## Written task:
Check every line of the entries below for the word "name", and copy the ones that have it.

Start of Dataset content

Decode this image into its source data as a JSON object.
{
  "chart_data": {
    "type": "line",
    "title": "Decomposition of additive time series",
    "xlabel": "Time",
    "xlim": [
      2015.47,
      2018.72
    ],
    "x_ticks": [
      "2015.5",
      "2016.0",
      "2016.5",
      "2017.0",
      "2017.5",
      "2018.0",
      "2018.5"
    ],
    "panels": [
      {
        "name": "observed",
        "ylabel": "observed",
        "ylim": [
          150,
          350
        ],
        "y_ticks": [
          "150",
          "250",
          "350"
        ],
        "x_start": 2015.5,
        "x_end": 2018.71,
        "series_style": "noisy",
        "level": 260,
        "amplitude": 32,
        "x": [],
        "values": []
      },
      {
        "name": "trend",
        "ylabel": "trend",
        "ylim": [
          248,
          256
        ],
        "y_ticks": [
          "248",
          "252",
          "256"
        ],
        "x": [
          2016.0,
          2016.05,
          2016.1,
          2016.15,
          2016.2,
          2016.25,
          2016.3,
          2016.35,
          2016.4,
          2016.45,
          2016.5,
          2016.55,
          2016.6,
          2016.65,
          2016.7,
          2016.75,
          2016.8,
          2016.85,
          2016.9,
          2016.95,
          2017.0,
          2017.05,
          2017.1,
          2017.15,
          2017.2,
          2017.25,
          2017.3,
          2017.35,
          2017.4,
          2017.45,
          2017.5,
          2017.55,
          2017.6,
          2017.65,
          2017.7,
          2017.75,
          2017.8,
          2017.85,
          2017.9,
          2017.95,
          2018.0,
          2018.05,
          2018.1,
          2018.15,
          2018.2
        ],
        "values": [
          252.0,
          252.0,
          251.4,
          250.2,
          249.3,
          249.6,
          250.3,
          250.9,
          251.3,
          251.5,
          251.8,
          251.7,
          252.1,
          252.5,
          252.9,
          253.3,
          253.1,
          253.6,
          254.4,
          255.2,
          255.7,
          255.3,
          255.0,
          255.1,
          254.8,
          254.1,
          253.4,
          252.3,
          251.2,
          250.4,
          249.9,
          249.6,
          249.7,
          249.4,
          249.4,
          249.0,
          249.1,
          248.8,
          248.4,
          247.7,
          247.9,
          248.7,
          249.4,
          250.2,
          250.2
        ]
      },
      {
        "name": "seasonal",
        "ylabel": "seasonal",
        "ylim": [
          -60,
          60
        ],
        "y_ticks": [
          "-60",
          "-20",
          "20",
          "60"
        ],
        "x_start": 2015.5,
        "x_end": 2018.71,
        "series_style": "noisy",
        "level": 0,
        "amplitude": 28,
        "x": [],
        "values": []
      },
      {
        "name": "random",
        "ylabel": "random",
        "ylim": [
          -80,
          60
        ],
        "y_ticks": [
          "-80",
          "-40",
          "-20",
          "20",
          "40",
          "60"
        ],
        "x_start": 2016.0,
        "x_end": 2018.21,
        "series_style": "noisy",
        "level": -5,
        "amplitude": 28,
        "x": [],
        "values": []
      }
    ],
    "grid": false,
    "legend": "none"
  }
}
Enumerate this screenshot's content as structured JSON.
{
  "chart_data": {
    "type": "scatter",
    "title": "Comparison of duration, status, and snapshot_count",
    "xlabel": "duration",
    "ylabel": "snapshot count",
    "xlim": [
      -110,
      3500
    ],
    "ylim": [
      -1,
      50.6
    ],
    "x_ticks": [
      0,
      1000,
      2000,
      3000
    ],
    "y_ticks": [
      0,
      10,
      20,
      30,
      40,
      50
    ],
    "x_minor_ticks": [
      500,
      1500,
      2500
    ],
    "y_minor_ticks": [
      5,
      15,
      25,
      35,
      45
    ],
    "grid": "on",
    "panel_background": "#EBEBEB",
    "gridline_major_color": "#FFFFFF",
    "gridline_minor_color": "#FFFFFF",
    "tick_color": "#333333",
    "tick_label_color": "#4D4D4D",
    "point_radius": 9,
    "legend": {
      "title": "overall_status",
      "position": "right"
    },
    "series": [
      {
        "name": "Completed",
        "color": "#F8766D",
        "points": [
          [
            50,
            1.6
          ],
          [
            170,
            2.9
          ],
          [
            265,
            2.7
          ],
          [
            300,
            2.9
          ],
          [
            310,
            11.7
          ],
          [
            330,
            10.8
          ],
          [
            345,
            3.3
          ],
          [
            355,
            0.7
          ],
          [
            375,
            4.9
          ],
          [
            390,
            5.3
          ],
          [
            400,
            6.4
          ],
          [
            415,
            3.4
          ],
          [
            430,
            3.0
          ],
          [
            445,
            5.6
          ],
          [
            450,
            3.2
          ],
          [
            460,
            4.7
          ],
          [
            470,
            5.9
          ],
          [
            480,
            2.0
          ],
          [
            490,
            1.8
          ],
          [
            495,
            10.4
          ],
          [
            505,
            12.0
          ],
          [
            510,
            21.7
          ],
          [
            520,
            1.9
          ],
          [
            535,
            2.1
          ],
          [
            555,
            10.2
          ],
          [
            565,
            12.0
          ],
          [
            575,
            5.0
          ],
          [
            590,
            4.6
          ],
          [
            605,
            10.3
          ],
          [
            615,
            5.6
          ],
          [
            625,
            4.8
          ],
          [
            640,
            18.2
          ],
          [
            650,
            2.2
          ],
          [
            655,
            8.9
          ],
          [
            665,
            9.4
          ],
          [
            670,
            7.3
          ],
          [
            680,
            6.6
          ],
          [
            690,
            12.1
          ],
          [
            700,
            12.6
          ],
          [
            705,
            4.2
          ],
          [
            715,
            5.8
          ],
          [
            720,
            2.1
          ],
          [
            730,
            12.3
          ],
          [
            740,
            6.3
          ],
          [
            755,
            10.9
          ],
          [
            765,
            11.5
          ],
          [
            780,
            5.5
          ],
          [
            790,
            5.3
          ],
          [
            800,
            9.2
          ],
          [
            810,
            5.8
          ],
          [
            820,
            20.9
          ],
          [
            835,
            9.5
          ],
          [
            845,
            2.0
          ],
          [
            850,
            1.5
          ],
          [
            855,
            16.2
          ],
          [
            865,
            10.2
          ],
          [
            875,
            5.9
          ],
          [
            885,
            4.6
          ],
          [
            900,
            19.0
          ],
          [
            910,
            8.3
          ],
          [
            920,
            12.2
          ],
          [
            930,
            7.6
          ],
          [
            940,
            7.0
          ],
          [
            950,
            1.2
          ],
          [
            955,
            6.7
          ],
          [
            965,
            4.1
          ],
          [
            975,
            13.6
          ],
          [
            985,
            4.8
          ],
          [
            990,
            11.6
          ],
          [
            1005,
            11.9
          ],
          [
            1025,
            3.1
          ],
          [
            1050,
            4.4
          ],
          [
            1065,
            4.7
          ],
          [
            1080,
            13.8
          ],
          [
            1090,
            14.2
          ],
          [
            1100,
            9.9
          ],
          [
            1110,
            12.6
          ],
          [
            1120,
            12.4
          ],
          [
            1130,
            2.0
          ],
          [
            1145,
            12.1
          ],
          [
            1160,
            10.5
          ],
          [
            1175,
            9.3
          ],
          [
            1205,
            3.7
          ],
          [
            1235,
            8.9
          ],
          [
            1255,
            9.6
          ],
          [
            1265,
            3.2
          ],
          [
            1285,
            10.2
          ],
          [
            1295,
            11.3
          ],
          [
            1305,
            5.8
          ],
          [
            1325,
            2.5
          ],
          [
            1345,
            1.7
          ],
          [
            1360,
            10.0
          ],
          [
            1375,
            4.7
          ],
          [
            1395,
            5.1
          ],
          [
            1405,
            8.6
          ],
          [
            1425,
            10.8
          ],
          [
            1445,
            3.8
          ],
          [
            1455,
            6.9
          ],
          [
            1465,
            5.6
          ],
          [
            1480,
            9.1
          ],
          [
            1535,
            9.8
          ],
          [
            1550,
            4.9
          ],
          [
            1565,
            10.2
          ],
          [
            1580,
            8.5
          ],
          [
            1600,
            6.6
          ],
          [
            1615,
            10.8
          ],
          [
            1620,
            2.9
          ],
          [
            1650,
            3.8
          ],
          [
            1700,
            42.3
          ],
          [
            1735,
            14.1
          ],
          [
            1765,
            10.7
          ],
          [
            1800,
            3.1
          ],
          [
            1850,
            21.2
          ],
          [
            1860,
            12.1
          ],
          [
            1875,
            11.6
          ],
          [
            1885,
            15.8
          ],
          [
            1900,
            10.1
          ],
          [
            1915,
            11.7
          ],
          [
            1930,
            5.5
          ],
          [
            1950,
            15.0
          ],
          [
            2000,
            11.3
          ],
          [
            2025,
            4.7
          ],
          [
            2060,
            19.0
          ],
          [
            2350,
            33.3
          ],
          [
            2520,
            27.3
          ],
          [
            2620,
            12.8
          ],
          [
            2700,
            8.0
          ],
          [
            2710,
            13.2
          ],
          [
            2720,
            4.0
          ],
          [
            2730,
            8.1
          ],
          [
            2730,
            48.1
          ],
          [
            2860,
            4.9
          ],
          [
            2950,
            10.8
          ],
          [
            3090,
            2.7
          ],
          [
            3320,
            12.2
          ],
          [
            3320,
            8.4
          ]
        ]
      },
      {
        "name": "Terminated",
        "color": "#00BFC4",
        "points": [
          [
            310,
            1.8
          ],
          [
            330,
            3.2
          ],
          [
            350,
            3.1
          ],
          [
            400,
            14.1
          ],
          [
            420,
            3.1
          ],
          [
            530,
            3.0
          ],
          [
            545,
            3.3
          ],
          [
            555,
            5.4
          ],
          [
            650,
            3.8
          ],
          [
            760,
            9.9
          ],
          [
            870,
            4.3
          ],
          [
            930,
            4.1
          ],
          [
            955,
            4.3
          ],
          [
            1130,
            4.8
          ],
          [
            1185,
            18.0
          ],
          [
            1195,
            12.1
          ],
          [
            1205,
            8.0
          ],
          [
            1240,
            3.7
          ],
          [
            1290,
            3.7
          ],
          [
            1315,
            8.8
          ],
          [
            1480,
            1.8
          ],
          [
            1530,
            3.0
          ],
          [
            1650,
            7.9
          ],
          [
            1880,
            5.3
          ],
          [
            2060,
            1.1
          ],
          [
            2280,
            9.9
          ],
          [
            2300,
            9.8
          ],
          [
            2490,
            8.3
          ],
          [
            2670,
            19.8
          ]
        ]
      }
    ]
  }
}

End of Dataset content

## Expected output:
        "name": "observed",
        "name": "trend",
        "name": "seasonal",
        "name": "random",
        "name": "Completed",
        "name": "Terminated",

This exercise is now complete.